### Problem details
Search the listing below for the string "label" and show each line that contains it.

### Records
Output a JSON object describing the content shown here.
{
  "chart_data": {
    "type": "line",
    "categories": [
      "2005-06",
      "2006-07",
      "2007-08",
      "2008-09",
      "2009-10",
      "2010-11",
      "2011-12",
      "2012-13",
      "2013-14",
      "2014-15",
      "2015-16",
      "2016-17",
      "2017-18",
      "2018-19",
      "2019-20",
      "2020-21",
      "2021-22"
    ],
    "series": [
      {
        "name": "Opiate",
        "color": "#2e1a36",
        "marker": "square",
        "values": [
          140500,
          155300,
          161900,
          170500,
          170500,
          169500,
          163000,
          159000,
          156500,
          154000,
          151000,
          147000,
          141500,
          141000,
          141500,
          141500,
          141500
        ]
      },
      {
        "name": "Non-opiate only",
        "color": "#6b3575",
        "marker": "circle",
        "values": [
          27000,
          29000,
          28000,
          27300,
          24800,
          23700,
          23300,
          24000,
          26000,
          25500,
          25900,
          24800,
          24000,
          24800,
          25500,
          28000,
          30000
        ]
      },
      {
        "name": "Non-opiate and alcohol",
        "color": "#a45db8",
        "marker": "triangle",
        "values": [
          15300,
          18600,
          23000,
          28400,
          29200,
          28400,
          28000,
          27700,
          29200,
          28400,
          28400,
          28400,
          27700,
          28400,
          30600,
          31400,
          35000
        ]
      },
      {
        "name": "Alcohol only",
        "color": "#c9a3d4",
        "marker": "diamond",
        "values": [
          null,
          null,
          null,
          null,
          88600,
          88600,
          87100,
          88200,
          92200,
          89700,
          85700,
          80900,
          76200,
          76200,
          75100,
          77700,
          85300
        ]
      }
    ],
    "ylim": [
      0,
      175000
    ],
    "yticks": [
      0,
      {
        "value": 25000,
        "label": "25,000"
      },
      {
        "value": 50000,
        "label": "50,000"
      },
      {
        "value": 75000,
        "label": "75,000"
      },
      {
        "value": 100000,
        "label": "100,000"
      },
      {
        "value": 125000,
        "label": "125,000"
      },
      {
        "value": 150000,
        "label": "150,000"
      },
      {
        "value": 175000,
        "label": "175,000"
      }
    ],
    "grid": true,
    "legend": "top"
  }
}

### The result
        "label": "25,000"
        "label": "50,000"
        "label": "75,000"
        "label": "100,000"
        "label": "125,000"
        "label": "150,000"
        "label": "175,000"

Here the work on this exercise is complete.